TASK TO COMPLETE: In the listing below, how many lines hold the string "like"? Reply with the number and nothing else.

INFORMATION GIVEN:
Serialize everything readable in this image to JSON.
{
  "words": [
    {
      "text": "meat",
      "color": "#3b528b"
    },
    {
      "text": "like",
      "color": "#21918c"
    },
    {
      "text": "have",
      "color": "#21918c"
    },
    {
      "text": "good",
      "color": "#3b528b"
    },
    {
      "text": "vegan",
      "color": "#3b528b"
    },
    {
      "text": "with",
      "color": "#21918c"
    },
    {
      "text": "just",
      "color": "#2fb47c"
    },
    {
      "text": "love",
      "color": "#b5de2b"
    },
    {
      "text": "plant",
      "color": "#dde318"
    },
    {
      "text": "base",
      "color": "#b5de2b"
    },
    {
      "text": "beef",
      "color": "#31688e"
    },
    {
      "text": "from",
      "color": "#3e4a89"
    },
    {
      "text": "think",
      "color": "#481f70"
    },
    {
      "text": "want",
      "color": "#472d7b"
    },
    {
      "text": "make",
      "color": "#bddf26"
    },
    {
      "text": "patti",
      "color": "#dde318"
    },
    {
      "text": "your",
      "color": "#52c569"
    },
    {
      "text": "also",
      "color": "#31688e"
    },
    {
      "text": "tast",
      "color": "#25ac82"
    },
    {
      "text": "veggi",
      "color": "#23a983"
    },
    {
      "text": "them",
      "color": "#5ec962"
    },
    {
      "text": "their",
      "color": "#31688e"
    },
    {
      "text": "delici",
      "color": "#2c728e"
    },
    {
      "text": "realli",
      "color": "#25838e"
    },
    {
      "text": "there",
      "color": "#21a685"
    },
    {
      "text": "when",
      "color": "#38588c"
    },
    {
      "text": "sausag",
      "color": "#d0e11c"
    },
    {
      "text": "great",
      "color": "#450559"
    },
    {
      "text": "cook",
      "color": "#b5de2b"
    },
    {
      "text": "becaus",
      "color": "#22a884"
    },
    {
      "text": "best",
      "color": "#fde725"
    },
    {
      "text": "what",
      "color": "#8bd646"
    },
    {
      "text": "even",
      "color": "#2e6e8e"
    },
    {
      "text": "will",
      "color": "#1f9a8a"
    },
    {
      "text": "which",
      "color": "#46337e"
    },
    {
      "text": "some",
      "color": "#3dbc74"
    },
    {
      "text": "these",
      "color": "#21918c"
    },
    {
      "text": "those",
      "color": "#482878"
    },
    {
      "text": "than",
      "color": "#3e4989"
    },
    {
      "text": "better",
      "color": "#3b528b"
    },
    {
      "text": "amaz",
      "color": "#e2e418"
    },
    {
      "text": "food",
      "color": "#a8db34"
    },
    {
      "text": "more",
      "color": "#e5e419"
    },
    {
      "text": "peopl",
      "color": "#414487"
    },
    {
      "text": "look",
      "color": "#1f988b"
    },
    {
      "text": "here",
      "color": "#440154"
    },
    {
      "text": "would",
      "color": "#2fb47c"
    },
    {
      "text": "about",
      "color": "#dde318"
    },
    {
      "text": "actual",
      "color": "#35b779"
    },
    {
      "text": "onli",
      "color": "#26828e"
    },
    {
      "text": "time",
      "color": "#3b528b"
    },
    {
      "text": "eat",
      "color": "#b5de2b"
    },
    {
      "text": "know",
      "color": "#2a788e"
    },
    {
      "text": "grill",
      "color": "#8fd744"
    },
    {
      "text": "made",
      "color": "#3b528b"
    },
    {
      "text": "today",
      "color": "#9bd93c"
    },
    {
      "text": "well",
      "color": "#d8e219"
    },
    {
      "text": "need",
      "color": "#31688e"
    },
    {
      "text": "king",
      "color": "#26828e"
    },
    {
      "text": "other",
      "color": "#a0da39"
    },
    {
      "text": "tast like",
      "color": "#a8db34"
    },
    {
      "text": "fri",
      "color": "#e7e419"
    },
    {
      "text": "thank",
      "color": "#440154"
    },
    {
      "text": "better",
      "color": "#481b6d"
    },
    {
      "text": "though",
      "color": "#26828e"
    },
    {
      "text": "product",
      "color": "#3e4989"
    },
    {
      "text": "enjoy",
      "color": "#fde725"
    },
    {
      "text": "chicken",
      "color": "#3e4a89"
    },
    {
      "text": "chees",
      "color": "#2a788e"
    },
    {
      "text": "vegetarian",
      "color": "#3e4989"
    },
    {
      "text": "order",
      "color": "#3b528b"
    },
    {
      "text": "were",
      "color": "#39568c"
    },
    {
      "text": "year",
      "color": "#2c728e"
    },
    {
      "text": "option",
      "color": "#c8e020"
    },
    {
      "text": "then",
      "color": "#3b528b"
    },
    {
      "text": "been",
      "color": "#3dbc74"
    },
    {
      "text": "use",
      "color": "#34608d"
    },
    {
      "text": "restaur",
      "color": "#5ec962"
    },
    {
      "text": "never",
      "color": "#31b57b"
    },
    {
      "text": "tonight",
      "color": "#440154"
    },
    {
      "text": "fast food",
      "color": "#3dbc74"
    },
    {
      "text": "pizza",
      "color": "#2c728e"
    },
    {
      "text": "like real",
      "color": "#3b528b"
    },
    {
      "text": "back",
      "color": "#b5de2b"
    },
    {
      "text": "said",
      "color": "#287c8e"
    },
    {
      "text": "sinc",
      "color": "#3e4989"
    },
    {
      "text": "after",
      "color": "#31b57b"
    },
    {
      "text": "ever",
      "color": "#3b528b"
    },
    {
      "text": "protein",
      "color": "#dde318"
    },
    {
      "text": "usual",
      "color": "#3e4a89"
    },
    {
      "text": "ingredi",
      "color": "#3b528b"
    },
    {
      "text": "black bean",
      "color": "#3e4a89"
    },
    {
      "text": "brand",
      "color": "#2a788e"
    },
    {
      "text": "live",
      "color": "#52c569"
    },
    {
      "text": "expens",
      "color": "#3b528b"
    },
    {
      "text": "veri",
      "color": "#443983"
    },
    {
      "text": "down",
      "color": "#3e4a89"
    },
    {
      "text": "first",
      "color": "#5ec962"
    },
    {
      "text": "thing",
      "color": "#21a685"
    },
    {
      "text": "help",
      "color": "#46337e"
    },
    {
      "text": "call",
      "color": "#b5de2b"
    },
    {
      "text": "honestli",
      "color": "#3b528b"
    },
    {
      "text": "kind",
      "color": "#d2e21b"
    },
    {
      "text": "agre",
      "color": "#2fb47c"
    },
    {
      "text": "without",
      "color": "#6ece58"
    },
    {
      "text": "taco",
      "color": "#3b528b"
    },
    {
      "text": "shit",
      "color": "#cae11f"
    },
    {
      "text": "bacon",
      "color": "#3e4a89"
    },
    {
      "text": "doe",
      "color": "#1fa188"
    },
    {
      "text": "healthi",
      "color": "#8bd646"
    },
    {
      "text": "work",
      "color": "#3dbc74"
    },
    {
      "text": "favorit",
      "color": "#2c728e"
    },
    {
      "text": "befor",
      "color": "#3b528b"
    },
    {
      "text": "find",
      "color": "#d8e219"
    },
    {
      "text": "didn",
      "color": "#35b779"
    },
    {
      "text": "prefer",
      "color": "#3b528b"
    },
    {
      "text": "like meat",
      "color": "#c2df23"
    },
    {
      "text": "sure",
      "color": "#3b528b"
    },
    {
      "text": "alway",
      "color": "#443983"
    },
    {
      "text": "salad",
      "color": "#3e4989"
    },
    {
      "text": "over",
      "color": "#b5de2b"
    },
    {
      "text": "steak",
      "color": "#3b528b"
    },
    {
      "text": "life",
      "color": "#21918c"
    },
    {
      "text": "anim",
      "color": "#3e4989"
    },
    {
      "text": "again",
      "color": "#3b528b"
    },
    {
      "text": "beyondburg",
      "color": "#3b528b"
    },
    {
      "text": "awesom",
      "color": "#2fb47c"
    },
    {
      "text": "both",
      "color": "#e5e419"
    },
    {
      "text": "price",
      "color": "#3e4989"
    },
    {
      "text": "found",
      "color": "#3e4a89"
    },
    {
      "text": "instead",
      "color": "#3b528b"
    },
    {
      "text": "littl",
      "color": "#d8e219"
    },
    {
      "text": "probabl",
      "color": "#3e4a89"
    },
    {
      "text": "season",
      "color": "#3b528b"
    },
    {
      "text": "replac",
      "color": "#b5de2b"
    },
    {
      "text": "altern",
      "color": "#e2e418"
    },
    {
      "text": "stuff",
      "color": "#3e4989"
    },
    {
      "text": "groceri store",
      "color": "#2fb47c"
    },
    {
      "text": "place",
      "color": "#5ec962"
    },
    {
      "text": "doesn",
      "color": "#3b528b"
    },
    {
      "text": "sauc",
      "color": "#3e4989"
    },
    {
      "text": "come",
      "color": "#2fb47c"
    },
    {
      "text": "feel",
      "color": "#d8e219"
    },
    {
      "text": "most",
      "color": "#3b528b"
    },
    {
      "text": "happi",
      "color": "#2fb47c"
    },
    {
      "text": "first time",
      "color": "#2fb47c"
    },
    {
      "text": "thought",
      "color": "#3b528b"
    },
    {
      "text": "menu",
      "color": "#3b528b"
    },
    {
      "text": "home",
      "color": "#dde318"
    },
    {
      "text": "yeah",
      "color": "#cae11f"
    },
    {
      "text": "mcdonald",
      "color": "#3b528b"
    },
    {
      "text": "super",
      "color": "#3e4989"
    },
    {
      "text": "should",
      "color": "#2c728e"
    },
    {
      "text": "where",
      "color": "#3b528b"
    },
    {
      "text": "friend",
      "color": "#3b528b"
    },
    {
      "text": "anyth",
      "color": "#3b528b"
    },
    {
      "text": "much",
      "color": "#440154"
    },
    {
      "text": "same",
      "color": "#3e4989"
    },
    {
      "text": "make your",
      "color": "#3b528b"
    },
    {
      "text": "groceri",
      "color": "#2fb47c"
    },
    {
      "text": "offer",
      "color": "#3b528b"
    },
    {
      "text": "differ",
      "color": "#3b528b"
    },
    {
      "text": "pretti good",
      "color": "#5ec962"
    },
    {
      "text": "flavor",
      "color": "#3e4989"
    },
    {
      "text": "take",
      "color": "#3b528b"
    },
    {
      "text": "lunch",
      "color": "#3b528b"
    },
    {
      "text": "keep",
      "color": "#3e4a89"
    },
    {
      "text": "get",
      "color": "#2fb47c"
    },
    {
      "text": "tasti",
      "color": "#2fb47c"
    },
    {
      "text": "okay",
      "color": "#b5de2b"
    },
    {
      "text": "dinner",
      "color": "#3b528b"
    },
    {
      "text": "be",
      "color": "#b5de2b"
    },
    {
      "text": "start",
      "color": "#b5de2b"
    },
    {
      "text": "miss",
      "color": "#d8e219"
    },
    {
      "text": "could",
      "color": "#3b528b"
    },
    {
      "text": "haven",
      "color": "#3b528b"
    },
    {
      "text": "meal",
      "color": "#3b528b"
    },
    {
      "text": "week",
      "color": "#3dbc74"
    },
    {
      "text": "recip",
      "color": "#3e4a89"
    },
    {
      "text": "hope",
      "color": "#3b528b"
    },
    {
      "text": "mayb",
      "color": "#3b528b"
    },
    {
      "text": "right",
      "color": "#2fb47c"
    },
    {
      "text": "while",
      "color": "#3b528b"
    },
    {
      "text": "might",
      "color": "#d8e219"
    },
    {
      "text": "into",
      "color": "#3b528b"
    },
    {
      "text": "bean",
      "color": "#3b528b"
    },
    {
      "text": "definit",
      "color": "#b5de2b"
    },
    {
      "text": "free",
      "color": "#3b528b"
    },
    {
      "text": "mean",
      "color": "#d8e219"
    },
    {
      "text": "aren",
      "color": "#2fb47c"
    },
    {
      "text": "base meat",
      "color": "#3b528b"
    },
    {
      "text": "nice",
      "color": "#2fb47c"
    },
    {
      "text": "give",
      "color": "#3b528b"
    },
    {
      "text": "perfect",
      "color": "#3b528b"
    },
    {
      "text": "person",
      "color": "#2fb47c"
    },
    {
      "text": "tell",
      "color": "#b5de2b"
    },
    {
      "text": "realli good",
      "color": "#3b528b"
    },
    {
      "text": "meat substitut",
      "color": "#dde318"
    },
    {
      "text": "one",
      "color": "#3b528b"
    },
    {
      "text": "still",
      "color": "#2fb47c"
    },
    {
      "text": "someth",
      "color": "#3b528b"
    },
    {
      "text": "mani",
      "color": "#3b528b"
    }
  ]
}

EXERCISE SOLUTION: 4